=== Record excerpts ===

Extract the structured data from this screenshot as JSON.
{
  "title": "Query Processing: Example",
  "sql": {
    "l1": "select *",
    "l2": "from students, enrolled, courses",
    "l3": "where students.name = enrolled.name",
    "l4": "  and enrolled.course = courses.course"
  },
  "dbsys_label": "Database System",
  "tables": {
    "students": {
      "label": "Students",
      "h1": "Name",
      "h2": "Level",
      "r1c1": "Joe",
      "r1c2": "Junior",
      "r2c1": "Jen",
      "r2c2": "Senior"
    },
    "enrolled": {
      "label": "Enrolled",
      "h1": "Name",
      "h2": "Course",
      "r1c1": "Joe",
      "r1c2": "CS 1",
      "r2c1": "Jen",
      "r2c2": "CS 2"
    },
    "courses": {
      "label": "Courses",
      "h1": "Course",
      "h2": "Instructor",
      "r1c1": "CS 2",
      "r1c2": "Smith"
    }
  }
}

===

Set task:
Please output the complete data exactly.

Completed exercise:
Extract the structured data from this screenshot as JSON.
{
  "title": "Query Processing: Example",
  "sql": {
    "l1": "select *",
    "l2": "from students, enrolled, courses",
    "l3": "where students.name = enrolled.name",
    "l4": "  and enrolled.course = courses.course"
  },
  "dbsys_label": "Database System",
  "tables": {
    "students": {
      "label": "Students",
      "h1": "Name",
      "h2": "Level",
      "r1c1": "Joe",
      "r1c2": "Junior",
      "r2c1": "Jen",
      "r2c2": "Senior"
    },
    "enrolled": {
      "label": "Enrolled",
      "h1": "Name",
      "h2": "Course",
      "r1c1": "Joe",
      "r1c2": "CS 1",
      "r2c1": "Jen",
      "r2c2": "CS 2"
    },
    "courses": {
      "label": "Courses",
      "h1": "Course",
      "h2": "Instructor",
      "r1c1": "CS 2",
      "r1c2": "Smith"
    }
  }
}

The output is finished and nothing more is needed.